— Start —
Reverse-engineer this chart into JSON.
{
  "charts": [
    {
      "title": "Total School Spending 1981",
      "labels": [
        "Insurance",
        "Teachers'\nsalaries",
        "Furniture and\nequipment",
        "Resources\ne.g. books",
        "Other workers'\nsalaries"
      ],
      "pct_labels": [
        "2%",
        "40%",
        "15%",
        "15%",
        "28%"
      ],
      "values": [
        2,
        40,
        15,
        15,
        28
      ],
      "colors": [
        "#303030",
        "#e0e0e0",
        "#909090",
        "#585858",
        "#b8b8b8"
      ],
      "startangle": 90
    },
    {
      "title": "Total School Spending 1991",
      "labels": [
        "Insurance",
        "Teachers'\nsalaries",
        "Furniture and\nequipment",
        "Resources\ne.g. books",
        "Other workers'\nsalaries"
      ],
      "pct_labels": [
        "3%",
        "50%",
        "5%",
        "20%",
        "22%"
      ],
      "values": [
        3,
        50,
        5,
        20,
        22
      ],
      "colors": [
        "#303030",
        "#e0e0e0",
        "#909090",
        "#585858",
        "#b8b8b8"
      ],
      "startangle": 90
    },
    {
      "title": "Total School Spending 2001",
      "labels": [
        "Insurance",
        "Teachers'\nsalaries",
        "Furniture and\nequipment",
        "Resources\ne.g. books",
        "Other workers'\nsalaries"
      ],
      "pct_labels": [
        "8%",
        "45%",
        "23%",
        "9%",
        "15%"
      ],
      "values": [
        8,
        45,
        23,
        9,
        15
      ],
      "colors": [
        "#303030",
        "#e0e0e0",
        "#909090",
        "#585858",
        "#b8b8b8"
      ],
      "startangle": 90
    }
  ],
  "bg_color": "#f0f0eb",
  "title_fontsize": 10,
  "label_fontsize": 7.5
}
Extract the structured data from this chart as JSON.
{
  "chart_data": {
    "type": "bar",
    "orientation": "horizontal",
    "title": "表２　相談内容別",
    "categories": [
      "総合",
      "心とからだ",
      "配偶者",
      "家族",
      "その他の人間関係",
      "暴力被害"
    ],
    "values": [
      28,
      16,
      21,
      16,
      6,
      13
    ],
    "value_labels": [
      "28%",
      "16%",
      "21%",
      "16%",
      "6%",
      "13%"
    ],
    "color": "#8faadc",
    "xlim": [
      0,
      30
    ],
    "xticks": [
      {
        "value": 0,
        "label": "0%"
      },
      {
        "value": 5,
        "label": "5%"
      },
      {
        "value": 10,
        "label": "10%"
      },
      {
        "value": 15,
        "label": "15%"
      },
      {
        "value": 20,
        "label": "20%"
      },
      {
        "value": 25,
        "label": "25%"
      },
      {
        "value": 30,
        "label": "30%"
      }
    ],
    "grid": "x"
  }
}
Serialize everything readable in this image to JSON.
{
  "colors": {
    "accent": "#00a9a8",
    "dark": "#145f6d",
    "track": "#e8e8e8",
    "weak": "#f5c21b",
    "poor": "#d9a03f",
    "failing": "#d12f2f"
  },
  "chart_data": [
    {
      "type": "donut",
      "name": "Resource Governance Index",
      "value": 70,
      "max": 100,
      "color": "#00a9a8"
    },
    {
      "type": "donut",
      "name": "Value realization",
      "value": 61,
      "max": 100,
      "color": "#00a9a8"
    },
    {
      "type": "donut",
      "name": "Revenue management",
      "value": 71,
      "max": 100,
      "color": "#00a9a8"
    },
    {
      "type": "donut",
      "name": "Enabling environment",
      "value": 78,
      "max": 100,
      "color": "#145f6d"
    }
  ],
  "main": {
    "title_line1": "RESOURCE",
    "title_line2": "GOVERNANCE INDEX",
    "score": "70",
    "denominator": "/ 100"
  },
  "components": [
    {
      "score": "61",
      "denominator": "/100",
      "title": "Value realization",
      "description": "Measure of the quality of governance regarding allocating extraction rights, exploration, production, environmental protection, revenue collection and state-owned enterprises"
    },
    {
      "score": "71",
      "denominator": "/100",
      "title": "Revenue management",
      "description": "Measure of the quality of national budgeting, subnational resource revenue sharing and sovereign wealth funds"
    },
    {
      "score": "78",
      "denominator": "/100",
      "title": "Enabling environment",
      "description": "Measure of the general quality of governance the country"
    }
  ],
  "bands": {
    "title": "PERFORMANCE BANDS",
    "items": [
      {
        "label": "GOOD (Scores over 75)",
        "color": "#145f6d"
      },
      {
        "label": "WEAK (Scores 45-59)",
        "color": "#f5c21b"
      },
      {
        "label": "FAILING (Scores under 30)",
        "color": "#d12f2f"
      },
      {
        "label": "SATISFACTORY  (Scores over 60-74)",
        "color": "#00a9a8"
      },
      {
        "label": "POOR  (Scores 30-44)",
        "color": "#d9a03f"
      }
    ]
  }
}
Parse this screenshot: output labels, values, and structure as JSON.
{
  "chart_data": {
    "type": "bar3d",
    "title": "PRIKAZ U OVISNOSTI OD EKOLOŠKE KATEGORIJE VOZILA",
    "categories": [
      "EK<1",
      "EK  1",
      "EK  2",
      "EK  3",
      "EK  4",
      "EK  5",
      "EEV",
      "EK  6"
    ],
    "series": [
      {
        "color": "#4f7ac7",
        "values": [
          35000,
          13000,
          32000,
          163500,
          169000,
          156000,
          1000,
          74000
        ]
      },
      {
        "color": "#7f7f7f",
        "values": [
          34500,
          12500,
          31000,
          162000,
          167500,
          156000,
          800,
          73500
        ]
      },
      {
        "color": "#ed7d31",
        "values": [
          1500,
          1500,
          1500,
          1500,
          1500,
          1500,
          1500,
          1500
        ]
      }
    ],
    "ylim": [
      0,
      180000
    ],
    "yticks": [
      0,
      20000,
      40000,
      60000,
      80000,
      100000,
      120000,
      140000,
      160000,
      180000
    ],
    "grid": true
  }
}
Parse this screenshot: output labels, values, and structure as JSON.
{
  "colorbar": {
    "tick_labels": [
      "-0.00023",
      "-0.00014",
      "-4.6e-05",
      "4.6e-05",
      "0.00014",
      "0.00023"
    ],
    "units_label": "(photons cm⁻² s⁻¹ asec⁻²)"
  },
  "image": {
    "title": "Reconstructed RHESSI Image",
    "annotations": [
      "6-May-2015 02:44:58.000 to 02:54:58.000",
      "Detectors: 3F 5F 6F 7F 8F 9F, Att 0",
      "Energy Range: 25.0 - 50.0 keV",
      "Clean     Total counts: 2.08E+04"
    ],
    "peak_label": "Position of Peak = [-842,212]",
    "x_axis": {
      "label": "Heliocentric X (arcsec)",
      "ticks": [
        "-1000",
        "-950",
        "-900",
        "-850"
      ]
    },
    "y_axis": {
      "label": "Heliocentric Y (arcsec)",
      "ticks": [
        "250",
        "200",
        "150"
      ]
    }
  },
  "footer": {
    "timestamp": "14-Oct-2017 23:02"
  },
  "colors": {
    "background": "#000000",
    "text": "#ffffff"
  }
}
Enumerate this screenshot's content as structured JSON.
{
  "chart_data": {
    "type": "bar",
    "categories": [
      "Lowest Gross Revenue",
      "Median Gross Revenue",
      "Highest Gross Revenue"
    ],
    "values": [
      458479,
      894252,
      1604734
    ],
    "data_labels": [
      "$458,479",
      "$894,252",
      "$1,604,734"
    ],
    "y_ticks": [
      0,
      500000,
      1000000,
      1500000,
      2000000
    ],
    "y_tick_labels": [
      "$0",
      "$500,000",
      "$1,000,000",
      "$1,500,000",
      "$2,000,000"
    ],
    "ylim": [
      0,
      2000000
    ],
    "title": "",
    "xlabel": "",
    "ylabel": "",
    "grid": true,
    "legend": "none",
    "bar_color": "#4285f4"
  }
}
— End —
Exercise details -> Would you restate each of the entries word for word?

Reply to the task ->
Reverse-engineer this chart into JSON.
{
  "charts": [
    {
      "title": "Total School Spending 1981",
      "labels": [
        "Insurance",
        "Teachers'\nsalaries",
        "Furniture and\nequipment",
        "Resources\ne.g. books",
        "Other workers'\nsalaries"
      ],
      "pct_labels": [
        "2%",
        "40%",
        "15%",
        "15%",
        "28%"
      ],
      "values": [
        2,
        40,
        15,
        15,
        28
      ],
      "colors": [
        "#303030",
        "#e0e0e0",
        "#909090",
        "#585858",
        "#b8b8b8"
      ],
      "startangle": 90
    },
    {
      "title": "Total School Spending 1991",
      "labels": [
        "Insurance",
        "Teachers'\nsalaries",
        "Furniture and\nequipment",
        "Resources\ne.g. books",
        "Other workers'\nsalaries"
      ],
      "pct_labels": [
        "3%",
        "50%",
        "5%",
        "20%",
        "22%"
      ],
      "values": [
        3,
        50,
        5,
        20,
        22
      ],
      "colors": [
        "#303030",
        "#e0e0e0",
        "#909090",
        "#585858",
        "#b8b8b8"
      ],
      "startangle": 90
    },
    {
      "title": "Total School Spending 2001",
      "labels": [
        "Insurance",
        "Teachers'\nsalaries",
        "Furniture and\nequipment",
        "Resources\ne.g. books",
        "Other workers'\nsalaries"
      ],
      "pct_labels": [
        "8%",
        "45%",
        "23%",
        "9%",
        "15%"
      ],
      "values": [
        8,
        45,
        23,
        9,
        15
      ],
      "colors": [
        "#303030",
        "#e0e0e0",
        "#909090",
        "#585858",
        "#b8b8b8"
      ],
      "startangle": 90
    }
  ],
  "bg_color": "#f0f0eb",
  "title_fontsize": 10,
  "label_fontsize": 7.5
}
Extract the structured data from this chart as JSON.
{
  "chart_data": {
    "type": "bar",
    "orientation": "horizontal",
    "title": "表２　相談内容別",
    "categories": [
      "総合",
      "心とからだ",
      "配偶者",
      "家族",
      "その他の人間関係",
      "暴力被害"
    ],
    "values": [
      28,
      16,
      21,
      16,
      6,
      13
    ],
    "value_labels": [
      "28%",
      "16%",
      "21%",
      "16%",
      "6%",
      "13%"
    ],
    "color": "#8faadc",
    "xlim": [
      0,
      30
    ],
    "xticks": [
      {
        "value": 0,
        "label": "0%"
      },
      {
        "value": 5,
        "label": "5%"
      },
      {
        "value": 10,
        "label": "10%"
      },
      {
        "value": 15,
        "label": "15%"
      },
      {
        "value": 20,
        "label": "20%"
      },
      {
        "value": 25,
        "label": "25%"
      },
      {
        "value": 30,
        "label": "30%"
      }
    ],
    "grid": "x"
  }
}
Serialize everything readable in this image to JSON.
{
  "colors": {
    "accent": "#00a9a8",
    "dark": "#145f6d",
    "track": "#e8e8e8",
    "weak": "#f5c21b",
    "poor": "#d9a03f",
    "failing": "#d12f2f"
  },
  "chart_data": [
    {
      "type": "donut",
      "name": "Resource Governance Index",
      "value": 70,
      "max": 100,
      "color": "#00a9a8"
    },
    {
      "type": "donut",
      "name": "Value realization",
      "value": 61,
      "max": 100,
      "color": "#00a9a8"
    },
    {
      "type": "donut",
      "name": "Revenue management",
      "value": 71,
      "max": 100,
      "color": "#00a9a8"
    },
    {
      "type": "donut",
      "name": "Enabling environment",
      "value": 78,
      "max": 100,
      "color": "#145f6d"
    }
  ],
  "main": {
    "title_line1": "RESOURCE",
    "title_line2": "GOVERNANCE INDEX",
    "score": "70",
    "denominator": "/ 100"
  },
  "components": [
    {
      "score": "61",
      "denominator": "/100",
      "title": "Value realization",
      "description": "Measure of the quality of governance regarding allocating extraction rights, exploration, production, environmental protection, revenue collection and state-owned enterprises"
    },
    {
      "score": "71",
      "denominator": "/100",
      "title": "Revenue management",
      "description": "Measure of the quality of national budgeting, subnational resource revenue sharing and sovereign wealth funds"
    },
    {
      "score": "78",
      "denominator": "/100",
      "title": "Enabling environment",
      "description": "Measure of the general quality of governance the country"
    }
  ],
  "bands": {
    "title": "PERFORMANCE BANDS",
    "items": [
      {
        "label": "GOOD (Scores over 75)",
        "color": "#145f6d"
      },
      {
        "label": "WEAK (Scores 45-59)",
        "color": "#f5c21b"
      },
      {
        "label": "FAILING (Scores under 30)",
        "color": "#d12f2f"
      },
      {
        "label": "SATISFACTORY  (Scores over 60-74)",
        "color": "#00a9a8"
      },
      {
        "label": "POOR  (Scores 30-44)",
        "color": "#d9a03f"
      }
    ]
  }
}
Parse this screenshot: output labels, values, and structure as JSON.
{
  "chart_data": {
    "type": "bar3d",
    "title": "PRIKAZ U OVISNOSTI OD EKOLOŠKE KATEGORIJE VOZILA",
    "categories": [
      "EK<1",
      "EK  1",
      "EK  2",
      "EK  3",
      "EK  4",
      "EK  5",
      "EEV",
      "EK  6"
    ],
    "series": [
      {
        "color": "#4f7ac7",
        "values": [
          35000,
          13000,
          32000,
          163500,
          169000,
          156000,
          1000,
          74000
        ]
      },
      {
        "color": "#7f7f7f",
        "values": [
          34500,
          12500,
          31000,
          162000,
          167500,
          156000,
          800,
          73500
        ]
      },
      {
        "color": "#ed7d31",
        "values": [
          1500,
          1500,
          1500,
          1500,
          1500,
          1500,
          1500,
          1500
        ]
      }
    ],
    "ylim": [
      0,
      180000
    ],
    "yticks": [
      0,
      20000,
      40000,
      60000,
      80000,
      100000,
      120000,
      140000,
      160000,
      180000
    ],
    "grid": true
  }
}
Parse this screenshot: output labels, values, and structure as JSON.
{
  "colorbar": {
    "tick_labels": [
      "-0.00023",
      "-0.00014",
      "-4.6e-05",
      "4.6e-05",
      "0.00014",
      "0.00023"
    ],
    "units_label": "(photons cm⁻² s⁻¹ asec⁻²)"
  },
  "image": {
    "title": "Reconstructed RHESSI Image",
    "annotations": [
      "6-May-2015 02:44:58.000 to 02:54:58.000",
      "Detectors: 3F 5F 6F 7F 8F 9F, Att 0",
      "Energy Range: 25.0 - 50.0 keV",
      "Clean     Total counts: 2.08E+04"
    ],
    "peak_label": "Position of Peak = [-842,212]",
    "x_axis": {
      "label": "Heliocentric X (arcsec)",
      "ticks": [
        "-1000",
        "-950",
        "-900",
        "-850"
      ]
    },
    "y_axis": {
      "label": "Heliocentric Y (arcsec)",
      "ticks": [
        "250",
        "200",
        "150"
      ]
    }
  },
  "footer": {
    "timestamp": "14-Oct-2017 23:02"
  },
  "colors": {
    "background": "#000000",
    "text": "#ffffff"
  }
}
Enumerate this screenshot's content as structured JSON.
{
  "chart_data": {
    "type": "bar",
    "categories": [
      "Lowest Gross Revenue",
      "Median Gross Revenue",
      "Highest Gross Revenue"
    ],
    "values": [
      458479,
      894252,
      1604734
    ],
    "data_labels": [
      "$458,479",
      "$894,252",
      "$1,604,734"
    ],
    "y_ticks": [
      0,
      500000,
      1000000,
      1500000,
      2000000
    ],
    "y_tick_labels": [
      "$0",
      "$500,000",
      "$1,000,000",
      "$1,500,000",
      "$2,000,000"
    ],
    "ylim": [
      0,
      2000000
    ],
    "title": "",
    "xlabel": "",
    "ylabel": "",
    "grid": true,
    "legend": "none",
    "bar_color": "#4285f4"
  }
}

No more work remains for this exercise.